(Rows from a figure dataset)

-=-=-=-=-

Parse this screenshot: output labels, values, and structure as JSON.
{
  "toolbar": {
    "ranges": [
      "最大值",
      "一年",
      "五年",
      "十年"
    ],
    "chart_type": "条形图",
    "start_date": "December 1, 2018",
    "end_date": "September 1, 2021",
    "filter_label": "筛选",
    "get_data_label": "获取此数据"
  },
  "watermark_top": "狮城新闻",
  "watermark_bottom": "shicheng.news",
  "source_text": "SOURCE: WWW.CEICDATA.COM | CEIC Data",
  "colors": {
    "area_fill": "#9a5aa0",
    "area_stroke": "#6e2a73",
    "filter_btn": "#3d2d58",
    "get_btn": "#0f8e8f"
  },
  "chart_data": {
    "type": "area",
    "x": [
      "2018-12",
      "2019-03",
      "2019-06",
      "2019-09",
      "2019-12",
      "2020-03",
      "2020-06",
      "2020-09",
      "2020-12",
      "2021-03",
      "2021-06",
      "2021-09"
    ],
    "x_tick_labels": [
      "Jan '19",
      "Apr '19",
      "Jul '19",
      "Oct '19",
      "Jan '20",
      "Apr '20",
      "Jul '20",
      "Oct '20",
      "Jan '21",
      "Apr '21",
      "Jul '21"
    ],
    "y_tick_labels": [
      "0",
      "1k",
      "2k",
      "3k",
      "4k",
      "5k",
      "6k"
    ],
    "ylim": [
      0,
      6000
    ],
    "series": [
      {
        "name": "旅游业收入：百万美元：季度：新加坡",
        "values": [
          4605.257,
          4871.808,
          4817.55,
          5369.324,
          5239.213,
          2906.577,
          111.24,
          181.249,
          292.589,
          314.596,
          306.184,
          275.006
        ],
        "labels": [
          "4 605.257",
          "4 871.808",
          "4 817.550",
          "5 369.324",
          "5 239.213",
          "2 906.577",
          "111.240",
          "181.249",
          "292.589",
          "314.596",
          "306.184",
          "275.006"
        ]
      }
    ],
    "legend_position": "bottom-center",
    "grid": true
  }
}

-=-=-=-=-

• [Given exercise] Scan the material above. Copy each line where "values" occurs.

• [Final answer]
Parse this screenshot: output labels, values, and structure as JSON.
        "values": [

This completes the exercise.